| Goal |
Omit the pictures and return every entry exactly as written.

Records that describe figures
···

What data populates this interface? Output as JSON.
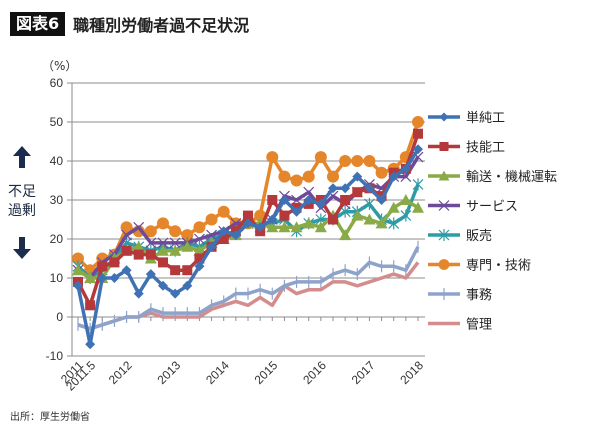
{
  "header": {
    "badge": "図表6",
    "title": "職種別労働者過不足状況"
  },
  "unit": "（%）",
  "side_label": {
    "line1": "不足",
    "line2": "過剰",
    "arrow_up": "arrow-up",
    "arrow_down": "arrow-down",
    "arrow_color": "#1b2c4e"
  },
  "source": "出所：厚生労働省",
  "chart_data": {
    "type": "line",
    "title": "職種別労働者過不足状況",
    "xlabel": "",
    "ylabel": "（%）",
    "ylim": [
      -10,
      60
    ],
    "yticks": [
      -10,
      0,
      10,
      20,
      30,
      40,
      50,
      60
    ],
    "grid": true,
    "legend_position": "right",
    "x_tick_labels": [
      {
        "index": 0,
        "label": "2011"
      },
      {
        "index": 1,
        "label": "2011.5"
      },
      {
        "index": 4,
        "label": "2012"
      },
      {
        "index": 8,
        "label": "2013"
      },
      {
        "index": 12,
        "label": "2014"
      },
      {
        "index": 16,
        "label": "2015"
      },
      {
        "index": 20,
        "label": "2016"
      },
      {
        "index": 24,
        "label": "2017"
      },
      {
        "index": 28,
        "label": "2018"
      }
    ],
    "n_points": 29,
    "series": [
      {
        "name": "単純工",
        "color": "#3f72b5",
        "marker": "diamond",
        "values": [
          8,
          -7,
          10,
          10,
          12,
          6,
          11,
          8,
          6,
          8,
          13,
          18,
          22,
          21,
          24,
          23,
          25,
          30,
          27,
          30,
          29,
          33,
          33,
          36,
          33,
          30,
          36,
          38,
          43
        ]
      },
      {
        "name": "技能工",
        "color": "#b5393a",
        "marker": "square",
        "values": [
          9,
          3,
          13,
          14,
          17,
          16,
          16,
          14,
          12,
          12,
          15,
          18,
          20,
          22,
          26,
          22,
          30,
          26,
          28,
          29,
          30,
          25,
          30,
          32,
          33,
          31,
          37,
          38,
          47
        ]
      },
      {
        "name": "輸送・機械運転",
        "color": "#8aaa47",
        "marker": "triangle",
        "values": [
          12,
          10,
          10,
          15,
          17,
          18,
          15,
          17,
          17,
          18,
          17,
          19,
          20,
          21,
          24,
          24,
          23,
          23,
          23,
          24,
          23,
          26,
          21,
          26,
          25,
          24,
          28,
          30,
          28
        ]
      },
      {
        "name": "サービス",
        "color": "#6d4a9a",
        "marker": "x",
        "values": [
          12,
          10,
          14,
          16,
          21,
          23,
          19,
          19,
          19,
          19,
          20,
          21,
          22,
          24,
          24,
          23,
          25,
          31,
          30,
          32,
          28,
          31,
          29,
          32,
          34,
          33,
          36,
          36,
          41
        ]
      },
      {
        "name": "販売",
        "color": "#2e9ba5",
        "marker": "asterisk",
        "values": [
          13,
          10,
          12,
          15,
          19,
          18,
          17,
          18,
          17,
          19,
          18,
          20,
          21,
          22,
          25,
          23,
          24,
          25,
          22,
          24,
          25,
          25,
          27,
          27,
          29,
          25,
          24,
          26,
          34
        ]
      },
      {
        "name": "専門・技術",
        "color": "#e5862b",
        "marker": "circle",
        "values": [
          15,
          12,
          15,
          16,
          23,
          22,
          22,
          24,
          22,
          21,
          23,
          25,
          27,
          24,
          24,
          26,
          41,
          36,
          35,
          36,
          41,
          36,
          40,
          40,
          40,
          37,
          38,
          41,
          50
        ]
      },
      {
        "name": "事務",
        "color": "#8ea3ca",
        "marker": "plus",
        "values": [
          -2,
          -3,
          -2,
          -1,
          0,
          0,
          2,
          1,
          1,
          1,
          1,
          3,
          4,
          6,
          6,
          7,
          6,
          8,
          9,
          9,
          9,
          11,
          12,
          11,
          14,
          13,
          13,
          12,
          18
        ]
      },
      {
        "name": "管理",
        "color": "#d48c8c",
        "marker": "none",
        "values": [
          -2,
          -3,
          -2,
          -1,
          0,
          0,
          1,
          0,
          0,
          0,
          0,
          2,
          3,
          4,
          3,
          5,
          3,
          8,
          6,
          7,
          7,
          9,
          9,
          8,
          9,
          10,
          11,
          10,
          14
        ]
      }
    ]
  }
}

···

| Expected output |
What data populates this interface? Output as JSON.
{
  "header": {
    "badge": "図表6",
    "title": "職種別労働者過不足状況"
  },
  "unit": "（%）",
  "side_label": {
    "line1": "不足",
    "line2": "過剰",
    "arrow_up": "arrow-up",
    "arrow_down": "arrow-down",
    "arrow_color": "#1b2c4e"
  },
  "source": "出所：厚生労働省",
  "chart_data": {
    "type": "line",
    "title": "職種別労働者過不足状況",
    "xlabel": "",
    "ylabel": "（%）",
    "ylim": [
      -10,
      60
    ],
    "yticks": [
      -10,
      0,
      10,
      20,
      30,
      40,
      50,
      60
    ],
    "grid": true,
    "legend_position": "right",
    "x_tick_labels": [
      {
        "index": 0,
        "label": "2011"
      },
      {
        "index": 1,
        "label": "2011.5"
      },
      {
        "index": 4,
        "label": "2012"
      },
      {
        "index": 8,
        "label": "2013"
      },
      {
        "index": 12,
        "label": "2014"
      },
      {
        "index": 16,
        "label": "2015"
      },
      {
        "index": 20,
        "label": "2016"
      },
      {
        "index": 24,
        "label": "2017"
      },
      {
        "index": 28,
        "label": "2018"
      }
    ],
    "n_points": 29,
    "series": [
      {
        "name": "単純工",
        "color": "#3f72b5",
        "marker": "diamond",
        "values": [
          8,
          -7,
          10,
          10,
          12,
          6,
          11,
          8,
          6,
          8,
          13,
          18,
          22,
          21,
          24,
          23,
          25,
          30,
          27,
          30,
          29,
          33,
          33,
          36,
          33,
          30,
          36,
          38,
          43
        ]
      },
      {
        "name": "技能工",
        "color": "#b5393a",
        "marker": "square",
        "values": [
          9,
          3,
          13,
          14,
          17,
          16,
          16,
          14,
          12,
          12,
          15,
          18,
          20,
          22,
          26,
          22,
          30,
          26,
          28,
          29,
          30,
          25,
          30,
          32,
          33,
          31,
          37,
          38,
          47
        ]
      },
      {
        "name": "輸送・機械運転",
        "color": "#8aaa47",
        "marker": "triangle",
        "values": [
          12,
          10,
          10,
          15,
          17,
          18,
          15,
          17,
          17,
          18,
          17,
          19,
          20,
          21,
          24,
          24,
          23,
          23,
          23,
          24,
          23,
          26,
          21,
          26,
          25,
          24,
          28,
          30,
          28
        ]
      },
      {
        "name": "サービス",
        "color": "#6d4a9a",
        "marker": "x",
        "values": [
          12,
          10,
          14,
          16,
          21,
          23,
          19,
          19,
          19,
          19,
          20,
          21,
          22,
          24,
          24,
          23,
          25,
          31,
          30,
          32,
          28,
          31,
          29,
          32,
          34,
          33,
          36,
          36,
          41
        ]
      },
      {
        "name": "販売",
        "color": "#2e9ba5",
        "marker": "asterisk",
        "values": [
          13,
          10,
          12,
          15,
          19,
          18,
          17,
          18,
          17,
          19,
          18,
          20,
          21,
          22,
          25,
          23,
          24,
          25,
          22,
          24,
          25,
          25,
          27,
          27,
          29,
          25,
          24,
          26,
          34
        ]
      },
      {
        "name": "専門・技術",
        "color": "#e5862b",
        "marker": "circle",
        "values": [
          15,
          12,
          15,
          16,
          23,
          22,
          22,
          24,
          22,
          21,
          23,
          25,
          27,
          24,
          24,
          26,
          41,
          36,
          35,
          36,
          41,
          36,
          40,
          40,
          40,
          37,
          38,
          41,
          50
        ]
      },
      {
        "name": "事務",
        "color": "#8ea3ca",
        "marker": "plus",
        "values": [
          -2,
          -3,
          -2,
          -1,
          0,
          0,
          2,
          1,
          1,
          1,
          1,
          3,
          4,
          6,
          6,
          7,
          6,
          8,
          9,
          9,
          9,
          11,
          12,
          11,
          14,
          13,
          13,
          12,
          18
        ]
      },
      {
        "name": "管理",
        "color": "#d48c8c",
        "marker": "none",
        "values": [
          -2,
          -3,
          -2,
          -1,
          0,
          0,
          1,
          0,
          0,
          0,
          0,
          2,
          3,
          4,
          3,
          5,
          3,
          8,
          6,
          7,
          7,
          9,
          9,
          8,
          9,
          10,
          11,
          10,
          14
        ]
      }
    ]
  }
}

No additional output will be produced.